### RECORDS SUPPLIED
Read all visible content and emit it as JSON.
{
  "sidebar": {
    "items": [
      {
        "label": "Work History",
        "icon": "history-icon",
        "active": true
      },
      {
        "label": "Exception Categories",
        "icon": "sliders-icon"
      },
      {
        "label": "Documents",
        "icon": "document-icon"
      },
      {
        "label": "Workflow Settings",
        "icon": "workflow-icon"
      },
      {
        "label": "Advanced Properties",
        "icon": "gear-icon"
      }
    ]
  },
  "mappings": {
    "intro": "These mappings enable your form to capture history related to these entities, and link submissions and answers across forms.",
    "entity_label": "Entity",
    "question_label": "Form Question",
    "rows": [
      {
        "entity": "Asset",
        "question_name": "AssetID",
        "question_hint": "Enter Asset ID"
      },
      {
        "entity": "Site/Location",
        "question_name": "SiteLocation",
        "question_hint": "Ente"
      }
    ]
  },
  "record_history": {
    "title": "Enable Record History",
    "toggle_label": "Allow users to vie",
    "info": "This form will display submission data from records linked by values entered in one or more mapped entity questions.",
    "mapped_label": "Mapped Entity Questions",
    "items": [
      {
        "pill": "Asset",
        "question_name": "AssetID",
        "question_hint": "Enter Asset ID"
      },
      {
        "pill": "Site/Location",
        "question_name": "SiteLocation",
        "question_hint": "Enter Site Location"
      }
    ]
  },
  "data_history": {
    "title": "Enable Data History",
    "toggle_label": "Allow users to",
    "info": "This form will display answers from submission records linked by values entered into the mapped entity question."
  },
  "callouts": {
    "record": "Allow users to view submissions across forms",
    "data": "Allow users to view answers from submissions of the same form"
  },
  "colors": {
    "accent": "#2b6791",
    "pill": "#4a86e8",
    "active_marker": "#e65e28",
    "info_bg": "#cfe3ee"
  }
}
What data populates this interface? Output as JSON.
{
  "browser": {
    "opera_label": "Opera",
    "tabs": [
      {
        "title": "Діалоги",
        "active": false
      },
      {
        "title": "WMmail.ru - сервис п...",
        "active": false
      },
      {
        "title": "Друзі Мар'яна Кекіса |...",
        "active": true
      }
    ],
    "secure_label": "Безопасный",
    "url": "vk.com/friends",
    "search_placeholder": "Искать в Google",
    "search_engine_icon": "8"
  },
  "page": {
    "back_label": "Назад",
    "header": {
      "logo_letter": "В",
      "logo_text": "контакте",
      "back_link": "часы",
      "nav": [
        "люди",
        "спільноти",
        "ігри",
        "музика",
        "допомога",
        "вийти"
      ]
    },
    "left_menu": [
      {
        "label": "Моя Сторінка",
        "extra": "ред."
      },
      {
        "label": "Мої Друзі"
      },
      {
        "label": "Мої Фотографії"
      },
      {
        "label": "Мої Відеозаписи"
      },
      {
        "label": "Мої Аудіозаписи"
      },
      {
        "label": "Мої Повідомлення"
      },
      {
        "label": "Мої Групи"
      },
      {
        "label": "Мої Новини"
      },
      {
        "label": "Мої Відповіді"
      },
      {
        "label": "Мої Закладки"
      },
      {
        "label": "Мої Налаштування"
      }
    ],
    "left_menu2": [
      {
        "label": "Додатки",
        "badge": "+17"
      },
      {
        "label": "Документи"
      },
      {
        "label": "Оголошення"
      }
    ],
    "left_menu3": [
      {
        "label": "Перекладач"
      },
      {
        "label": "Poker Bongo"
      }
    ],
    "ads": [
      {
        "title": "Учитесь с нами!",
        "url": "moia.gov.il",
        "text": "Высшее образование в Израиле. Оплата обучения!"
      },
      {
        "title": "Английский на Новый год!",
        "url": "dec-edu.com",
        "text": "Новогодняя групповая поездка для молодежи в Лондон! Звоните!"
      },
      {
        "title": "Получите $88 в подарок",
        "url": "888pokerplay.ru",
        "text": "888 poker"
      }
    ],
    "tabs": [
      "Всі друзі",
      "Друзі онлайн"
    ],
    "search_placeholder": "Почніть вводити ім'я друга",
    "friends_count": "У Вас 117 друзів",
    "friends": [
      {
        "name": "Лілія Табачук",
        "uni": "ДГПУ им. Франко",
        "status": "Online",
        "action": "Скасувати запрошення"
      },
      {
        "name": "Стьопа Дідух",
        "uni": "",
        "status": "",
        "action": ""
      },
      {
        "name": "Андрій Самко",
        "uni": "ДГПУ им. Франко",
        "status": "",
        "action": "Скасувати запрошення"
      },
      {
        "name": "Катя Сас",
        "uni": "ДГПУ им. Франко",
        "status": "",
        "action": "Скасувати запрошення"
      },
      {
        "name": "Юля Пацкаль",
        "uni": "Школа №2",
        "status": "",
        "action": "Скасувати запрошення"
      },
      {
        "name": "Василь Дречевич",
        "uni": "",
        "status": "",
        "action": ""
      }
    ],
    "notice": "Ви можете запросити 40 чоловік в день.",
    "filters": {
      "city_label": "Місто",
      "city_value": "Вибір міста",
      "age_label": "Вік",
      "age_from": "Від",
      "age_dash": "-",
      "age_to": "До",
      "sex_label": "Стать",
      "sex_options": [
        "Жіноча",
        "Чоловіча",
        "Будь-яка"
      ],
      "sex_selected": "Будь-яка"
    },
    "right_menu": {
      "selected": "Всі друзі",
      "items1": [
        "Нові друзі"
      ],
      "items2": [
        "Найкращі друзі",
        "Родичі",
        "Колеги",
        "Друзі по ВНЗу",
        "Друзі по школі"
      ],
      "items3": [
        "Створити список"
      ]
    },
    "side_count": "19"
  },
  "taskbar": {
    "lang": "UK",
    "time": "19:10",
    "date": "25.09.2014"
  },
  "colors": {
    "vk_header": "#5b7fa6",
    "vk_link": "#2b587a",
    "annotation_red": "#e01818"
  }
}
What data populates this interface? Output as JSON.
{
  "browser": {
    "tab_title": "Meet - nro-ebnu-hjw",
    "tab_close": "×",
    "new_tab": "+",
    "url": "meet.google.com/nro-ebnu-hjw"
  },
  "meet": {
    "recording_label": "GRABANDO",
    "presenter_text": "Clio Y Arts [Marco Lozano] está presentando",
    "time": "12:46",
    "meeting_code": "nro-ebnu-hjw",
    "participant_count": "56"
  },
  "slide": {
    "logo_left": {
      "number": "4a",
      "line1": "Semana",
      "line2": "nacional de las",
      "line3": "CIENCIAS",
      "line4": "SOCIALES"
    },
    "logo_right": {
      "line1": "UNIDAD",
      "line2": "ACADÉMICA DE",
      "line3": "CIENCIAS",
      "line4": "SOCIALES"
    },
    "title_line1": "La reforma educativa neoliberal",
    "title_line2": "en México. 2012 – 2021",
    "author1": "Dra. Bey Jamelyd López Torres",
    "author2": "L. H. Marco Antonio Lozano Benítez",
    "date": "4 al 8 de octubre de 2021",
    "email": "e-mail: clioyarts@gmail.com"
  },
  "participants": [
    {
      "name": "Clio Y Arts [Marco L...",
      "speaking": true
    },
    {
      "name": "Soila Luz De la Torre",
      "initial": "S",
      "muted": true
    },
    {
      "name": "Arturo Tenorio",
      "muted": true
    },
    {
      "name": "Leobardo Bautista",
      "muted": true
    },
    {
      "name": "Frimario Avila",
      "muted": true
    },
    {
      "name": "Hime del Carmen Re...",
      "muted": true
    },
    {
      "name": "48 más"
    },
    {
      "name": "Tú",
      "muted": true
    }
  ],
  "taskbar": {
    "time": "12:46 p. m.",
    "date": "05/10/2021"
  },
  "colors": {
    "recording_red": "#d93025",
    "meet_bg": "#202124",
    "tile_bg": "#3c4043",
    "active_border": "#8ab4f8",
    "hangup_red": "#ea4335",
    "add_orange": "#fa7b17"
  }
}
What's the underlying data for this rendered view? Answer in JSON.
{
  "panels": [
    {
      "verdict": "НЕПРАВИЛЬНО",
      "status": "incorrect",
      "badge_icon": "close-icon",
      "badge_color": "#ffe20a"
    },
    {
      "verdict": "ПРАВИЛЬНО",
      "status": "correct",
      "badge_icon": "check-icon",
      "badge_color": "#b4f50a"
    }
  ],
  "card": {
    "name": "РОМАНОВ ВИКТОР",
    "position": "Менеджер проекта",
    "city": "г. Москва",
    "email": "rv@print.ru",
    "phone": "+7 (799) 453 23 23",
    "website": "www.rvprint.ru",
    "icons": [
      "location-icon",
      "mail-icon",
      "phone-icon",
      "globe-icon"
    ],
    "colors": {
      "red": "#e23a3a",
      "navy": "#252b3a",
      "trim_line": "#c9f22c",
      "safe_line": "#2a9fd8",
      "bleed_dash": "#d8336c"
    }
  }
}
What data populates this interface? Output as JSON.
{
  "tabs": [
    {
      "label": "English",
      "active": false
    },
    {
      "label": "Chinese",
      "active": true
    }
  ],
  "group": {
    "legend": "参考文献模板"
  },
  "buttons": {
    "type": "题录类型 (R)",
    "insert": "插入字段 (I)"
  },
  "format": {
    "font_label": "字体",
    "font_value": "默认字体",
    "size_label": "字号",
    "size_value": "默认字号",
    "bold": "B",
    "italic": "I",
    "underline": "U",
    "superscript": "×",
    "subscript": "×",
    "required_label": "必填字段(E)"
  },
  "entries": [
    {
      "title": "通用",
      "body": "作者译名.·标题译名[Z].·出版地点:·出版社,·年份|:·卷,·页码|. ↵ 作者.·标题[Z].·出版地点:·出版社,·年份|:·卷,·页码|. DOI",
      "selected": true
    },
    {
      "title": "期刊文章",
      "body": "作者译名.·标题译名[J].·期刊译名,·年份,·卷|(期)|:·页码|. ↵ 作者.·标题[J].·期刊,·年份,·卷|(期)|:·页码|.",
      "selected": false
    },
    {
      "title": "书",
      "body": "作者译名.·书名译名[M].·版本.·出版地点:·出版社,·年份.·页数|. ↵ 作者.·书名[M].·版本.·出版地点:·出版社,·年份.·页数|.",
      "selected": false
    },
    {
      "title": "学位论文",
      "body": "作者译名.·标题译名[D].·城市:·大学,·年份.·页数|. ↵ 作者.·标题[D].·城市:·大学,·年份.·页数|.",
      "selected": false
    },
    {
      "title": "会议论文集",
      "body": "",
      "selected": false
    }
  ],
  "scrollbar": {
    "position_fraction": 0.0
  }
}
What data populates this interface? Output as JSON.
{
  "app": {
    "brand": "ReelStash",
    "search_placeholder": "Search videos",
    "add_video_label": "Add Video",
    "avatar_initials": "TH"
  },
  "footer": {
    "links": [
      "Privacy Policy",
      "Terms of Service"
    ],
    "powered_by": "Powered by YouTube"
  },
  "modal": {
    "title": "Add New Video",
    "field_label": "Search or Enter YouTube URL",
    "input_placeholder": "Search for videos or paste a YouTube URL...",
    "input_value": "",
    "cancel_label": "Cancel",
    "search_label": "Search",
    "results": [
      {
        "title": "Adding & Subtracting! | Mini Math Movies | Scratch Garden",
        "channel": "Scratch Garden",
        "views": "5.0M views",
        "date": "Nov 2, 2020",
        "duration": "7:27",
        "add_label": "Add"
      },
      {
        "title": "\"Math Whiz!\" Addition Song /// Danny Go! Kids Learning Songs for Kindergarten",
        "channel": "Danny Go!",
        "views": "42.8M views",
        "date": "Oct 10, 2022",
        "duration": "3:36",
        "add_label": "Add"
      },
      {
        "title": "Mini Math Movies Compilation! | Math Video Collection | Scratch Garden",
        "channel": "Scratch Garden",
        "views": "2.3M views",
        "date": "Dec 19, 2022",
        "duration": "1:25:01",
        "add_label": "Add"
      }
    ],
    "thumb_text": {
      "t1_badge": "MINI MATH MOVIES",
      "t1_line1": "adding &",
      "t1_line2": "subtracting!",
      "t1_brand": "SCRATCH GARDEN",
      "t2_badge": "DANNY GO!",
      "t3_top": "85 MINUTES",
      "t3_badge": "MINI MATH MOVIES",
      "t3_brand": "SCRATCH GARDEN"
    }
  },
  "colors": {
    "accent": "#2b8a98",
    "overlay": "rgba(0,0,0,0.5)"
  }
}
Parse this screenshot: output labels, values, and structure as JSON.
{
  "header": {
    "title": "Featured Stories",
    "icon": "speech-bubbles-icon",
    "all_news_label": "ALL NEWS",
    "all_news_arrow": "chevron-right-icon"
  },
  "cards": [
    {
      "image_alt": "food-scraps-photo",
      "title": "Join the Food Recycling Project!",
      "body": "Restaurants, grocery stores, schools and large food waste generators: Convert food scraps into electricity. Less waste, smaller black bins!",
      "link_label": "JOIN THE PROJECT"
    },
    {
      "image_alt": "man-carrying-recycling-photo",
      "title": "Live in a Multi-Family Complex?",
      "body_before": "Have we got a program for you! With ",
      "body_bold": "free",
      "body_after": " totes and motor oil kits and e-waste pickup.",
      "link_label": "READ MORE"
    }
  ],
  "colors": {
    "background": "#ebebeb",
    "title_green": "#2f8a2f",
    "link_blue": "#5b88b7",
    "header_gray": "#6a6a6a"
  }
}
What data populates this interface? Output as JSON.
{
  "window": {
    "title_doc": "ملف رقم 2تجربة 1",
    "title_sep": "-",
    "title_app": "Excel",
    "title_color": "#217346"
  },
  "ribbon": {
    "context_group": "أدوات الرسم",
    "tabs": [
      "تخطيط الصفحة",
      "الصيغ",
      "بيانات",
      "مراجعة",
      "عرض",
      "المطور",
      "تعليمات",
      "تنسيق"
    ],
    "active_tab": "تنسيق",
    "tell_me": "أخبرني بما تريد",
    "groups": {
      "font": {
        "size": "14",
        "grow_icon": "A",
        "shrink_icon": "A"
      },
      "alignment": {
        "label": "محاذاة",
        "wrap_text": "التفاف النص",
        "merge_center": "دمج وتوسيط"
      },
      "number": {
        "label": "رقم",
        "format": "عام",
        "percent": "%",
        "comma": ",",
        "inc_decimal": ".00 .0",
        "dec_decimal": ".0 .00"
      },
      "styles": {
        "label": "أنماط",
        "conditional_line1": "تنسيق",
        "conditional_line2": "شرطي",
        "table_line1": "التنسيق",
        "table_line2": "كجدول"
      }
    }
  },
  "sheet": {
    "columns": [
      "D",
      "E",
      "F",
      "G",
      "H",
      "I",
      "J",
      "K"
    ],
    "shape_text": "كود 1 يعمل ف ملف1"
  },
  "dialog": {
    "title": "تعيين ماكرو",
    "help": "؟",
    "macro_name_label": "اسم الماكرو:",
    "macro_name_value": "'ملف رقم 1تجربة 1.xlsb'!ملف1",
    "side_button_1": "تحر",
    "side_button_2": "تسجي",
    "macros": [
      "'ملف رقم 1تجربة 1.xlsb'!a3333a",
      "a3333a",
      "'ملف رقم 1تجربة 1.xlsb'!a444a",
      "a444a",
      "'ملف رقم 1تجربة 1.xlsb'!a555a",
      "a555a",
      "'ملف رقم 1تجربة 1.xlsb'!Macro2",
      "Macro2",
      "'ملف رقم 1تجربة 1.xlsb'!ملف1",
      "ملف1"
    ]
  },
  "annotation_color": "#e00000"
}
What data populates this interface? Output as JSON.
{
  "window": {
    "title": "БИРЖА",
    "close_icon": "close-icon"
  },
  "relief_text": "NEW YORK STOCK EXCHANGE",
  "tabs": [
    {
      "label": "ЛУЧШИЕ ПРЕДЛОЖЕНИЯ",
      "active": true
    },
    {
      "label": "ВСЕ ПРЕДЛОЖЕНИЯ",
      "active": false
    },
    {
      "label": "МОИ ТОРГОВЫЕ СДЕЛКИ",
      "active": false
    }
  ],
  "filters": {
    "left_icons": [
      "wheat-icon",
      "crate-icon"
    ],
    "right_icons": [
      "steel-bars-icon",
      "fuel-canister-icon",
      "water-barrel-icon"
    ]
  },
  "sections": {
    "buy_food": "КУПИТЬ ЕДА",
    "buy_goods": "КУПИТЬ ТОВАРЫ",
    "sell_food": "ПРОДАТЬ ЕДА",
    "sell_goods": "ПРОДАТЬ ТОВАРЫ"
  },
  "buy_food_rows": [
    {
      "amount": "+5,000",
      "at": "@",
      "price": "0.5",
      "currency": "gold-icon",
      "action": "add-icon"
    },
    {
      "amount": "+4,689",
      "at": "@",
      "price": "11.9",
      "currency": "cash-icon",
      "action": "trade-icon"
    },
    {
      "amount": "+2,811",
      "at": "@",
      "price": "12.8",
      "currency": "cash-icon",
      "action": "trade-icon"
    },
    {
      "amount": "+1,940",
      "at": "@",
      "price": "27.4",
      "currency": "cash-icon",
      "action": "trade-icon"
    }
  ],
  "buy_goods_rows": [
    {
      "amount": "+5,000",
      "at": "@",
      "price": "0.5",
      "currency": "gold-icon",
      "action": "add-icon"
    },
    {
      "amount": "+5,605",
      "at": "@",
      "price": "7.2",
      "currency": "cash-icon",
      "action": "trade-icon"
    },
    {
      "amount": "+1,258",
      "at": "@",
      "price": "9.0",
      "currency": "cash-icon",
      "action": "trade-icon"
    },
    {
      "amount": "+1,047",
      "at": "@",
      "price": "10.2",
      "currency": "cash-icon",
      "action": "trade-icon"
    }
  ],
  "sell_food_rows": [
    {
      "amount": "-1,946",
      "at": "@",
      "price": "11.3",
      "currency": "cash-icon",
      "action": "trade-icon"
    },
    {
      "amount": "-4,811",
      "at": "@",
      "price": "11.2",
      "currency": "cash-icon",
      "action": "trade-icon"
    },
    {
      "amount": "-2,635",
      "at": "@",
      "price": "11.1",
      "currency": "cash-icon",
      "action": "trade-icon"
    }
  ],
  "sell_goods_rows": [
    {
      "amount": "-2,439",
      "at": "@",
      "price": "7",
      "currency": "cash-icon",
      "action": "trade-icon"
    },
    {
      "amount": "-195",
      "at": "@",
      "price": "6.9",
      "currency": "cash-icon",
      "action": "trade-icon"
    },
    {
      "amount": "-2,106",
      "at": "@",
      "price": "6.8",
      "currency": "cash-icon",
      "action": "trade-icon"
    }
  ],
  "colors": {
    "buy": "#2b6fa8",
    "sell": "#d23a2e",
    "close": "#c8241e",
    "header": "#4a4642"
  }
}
######
SET EXERCISE: Find each line with the string "photo" and copy it out.

ANSWER IN FULL:
      "image_alt": "food-scraps-photo",
      "image_alt": "man-carrying-recycling-photo",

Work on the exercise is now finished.